[Recorded data]

☆ ☆ ☆ ☆ ☆

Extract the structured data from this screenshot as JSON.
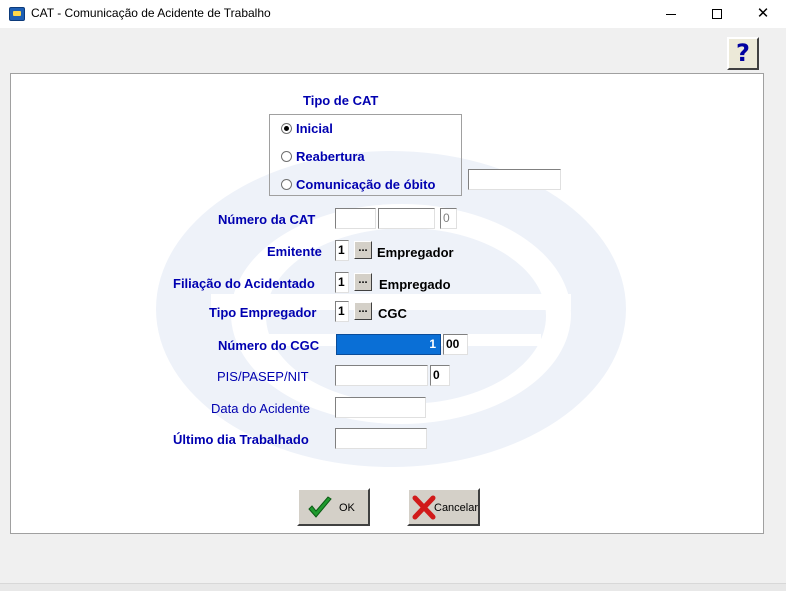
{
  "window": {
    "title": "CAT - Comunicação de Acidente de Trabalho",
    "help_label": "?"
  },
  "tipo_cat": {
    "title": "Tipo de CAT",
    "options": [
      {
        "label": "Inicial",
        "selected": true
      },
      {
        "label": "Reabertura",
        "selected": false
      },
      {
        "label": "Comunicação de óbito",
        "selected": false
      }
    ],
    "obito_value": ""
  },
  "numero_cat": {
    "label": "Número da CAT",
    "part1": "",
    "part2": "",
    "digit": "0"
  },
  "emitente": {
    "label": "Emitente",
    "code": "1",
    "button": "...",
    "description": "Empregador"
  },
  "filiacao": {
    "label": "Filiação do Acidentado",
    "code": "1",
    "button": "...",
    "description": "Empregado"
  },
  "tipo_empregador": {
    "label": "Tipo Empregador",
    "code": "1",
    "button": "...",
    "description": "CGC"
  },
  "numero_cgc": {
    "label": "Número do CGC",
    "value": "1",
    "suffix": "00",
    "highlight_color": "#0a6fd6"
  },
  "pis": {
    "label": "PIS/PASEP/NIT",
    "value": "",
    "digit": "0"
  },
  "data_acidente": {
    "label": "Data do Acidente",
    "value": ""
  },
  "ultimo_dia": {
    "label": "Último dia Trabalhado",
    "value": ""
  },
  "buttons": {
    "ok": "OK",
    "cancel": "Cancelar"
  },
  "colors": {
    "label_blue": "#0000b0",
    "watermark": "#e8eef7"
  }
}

☆ ☆ ☆ ☆ ☆

● **Given request**:
Output all of the entries verbatim, leaving out any images.

● **Exercise solution**:
Extract the structured data from this screenshot as JSON.
{
  "window": {
    "title": "CAT - Comunicação de Acidente de Trabalho",
    "help_label": "?"
  },
  "tipo_cat": {
    "title": "Tipo de CAT",
    "options": [
      {
        "label": "Inicial",
        "selected": true
      },
      {
        "label": "Reabertura",
        "selected": false
      },
      {
        "label": "Comunicação de óbito",
        "selected": false
      }
    ],
    "obito_value": ""
  },
  "numero_cat": {
    "label": "Número da CAT",
    "part1": "",
    "part2": "",
    "digit": "0"
  },
  "emitente": {
    "label": "Emitente",
    "code": "1",
    "button": "...",
    "description": "Empregador"
  },
  "filiacao": {
    "label": "Filiação do Acidentado",
    "code": "1",
    "button": "...",
    "description": "Empregado"
  },
  "tipo_empregador": {
    "label": "Tipo Empregador",
    "code": "1",
    "button": "...",
    "description": "CGC"
  },
  "numero_cgc": {
    "label": "Número do CGC",
    "value": "1",
    "suffix": "00",
    "highlight_color": "#0a6fd6"
  },
  "pis": {
    "label": "PIS/PASEP/NIT",
    "value": "",
    "digit": "0"
  },
  "data_acidente": {
    "label": "Data do Acidente",
    "value": ""
  },
  "ultimo_dia": {
    "label": "Último dia Trabalhado",
    "value": ""
  },
  "buttons": {
    "ok": "OK",
    "cancel": "Cancelar"
  },
  "colors": {
    "label_blue": "#0000b0",
    "watermark": "#e8eef7"
  }
}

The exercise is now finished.